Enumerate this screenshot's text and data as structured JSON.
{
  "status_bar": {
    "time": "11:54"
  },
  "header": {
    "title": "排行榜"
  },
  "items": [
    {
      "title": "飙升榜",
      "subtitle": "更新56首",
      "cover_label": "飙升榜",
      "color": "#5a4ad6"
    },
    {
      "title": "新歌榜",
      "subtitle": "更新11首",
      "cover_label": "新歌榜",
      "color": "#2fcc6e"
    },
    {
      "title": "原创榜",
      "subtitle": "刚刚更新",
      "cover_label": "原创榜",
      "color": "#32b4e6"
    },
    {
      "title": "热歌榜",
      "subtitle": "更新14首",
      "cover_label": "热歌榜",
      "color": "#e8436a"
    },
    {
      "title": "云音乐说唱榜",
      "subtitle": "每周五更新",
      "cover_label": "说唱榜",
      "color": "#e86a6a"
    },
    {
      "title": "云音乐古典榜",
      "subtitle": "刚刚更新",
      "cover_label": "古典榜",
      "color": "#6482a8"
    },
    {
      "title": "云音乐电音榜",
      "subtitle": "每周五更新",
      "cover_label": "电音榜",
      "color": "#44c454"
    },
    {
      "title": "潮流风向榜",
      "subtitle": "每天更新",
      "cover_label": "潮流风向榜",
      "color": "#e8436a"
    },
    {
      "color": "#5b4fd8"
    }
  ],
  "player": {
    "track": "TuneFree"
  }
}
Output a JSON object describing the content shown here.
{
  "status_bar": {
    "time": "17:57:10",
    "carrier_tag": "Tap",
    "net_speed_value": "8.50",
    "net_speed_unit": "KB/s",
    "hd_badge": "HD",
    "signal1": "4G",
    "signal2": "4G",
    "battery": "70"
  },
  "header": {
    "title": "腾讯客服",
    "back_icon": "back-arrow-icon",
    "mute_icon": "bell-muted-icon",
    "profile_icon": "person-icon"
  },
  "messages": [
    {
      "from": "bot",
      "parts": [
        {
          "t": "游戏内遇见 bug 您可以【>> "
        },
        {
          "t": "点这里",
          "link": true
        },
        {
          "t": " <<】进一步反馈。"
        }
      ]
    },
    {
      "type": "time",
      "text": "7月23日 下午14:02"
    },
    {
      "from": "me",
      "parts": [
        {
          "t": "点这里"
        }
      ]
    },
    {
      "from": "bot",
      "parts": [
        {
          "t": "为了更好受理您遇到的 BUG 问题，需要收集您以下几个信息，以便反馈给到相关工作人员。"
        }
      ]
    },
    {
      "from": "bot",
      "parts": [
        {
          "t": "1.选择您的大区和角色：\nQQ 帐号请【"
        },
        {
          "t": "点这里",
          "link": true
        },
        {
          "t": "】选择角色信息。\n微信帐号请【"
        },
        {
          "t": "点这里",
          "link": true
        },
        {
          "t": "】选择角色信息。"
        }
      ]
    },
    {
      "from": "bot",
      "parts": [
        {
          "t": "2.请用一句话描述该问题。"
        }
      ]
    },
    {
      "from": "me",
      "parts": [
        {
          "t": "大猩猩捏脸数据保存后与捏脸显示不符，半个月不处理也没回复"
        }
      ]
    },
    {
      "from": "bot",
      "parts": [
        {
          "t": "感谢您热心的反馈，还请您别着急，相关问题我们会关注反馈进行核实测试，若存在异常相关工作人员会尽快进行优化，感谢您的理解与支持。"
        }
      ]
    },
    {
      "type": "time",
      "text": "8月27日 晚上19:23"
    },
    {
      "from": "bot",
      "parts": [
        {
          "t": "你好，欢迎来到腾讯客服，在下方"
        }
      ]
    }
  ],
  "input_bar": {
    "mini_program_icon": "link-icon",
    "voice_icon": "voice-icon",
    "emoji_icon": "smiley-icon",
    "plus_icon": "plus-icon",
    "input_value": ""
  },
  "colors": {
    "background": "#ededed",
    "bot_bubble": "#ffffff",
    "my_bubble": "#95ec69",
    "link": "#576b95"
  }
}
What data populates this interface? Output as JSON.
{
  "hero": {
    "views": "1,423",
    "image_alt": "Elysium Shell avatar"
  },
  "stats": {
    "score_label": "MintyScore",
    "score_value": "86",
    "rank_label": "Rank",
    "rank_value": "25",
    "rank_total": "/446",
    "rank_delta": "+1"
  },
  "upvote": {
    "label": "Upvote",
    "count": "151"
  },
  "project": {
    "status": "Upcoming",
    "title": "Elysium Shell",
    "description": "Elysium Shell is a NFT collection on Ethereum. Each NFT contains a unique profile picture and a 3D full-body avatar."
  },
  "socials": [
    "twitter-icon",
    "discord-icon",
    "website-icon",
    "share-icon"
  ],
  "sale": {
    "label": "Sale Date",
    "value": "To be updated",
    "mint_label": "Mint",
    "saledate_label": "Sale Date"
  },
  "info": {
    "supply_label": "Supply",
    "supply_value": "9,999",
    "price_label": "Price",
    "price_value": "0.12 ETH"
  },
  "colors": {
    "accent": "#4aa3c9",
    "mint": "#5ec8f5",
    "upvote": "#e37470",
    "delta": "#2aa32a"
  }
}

■ Short task
Gather up the lines that contain the word "data".

■ The solution
Enumerate this screenshot's text and data as structured JSON.
What data populates this interface? Output as JSON.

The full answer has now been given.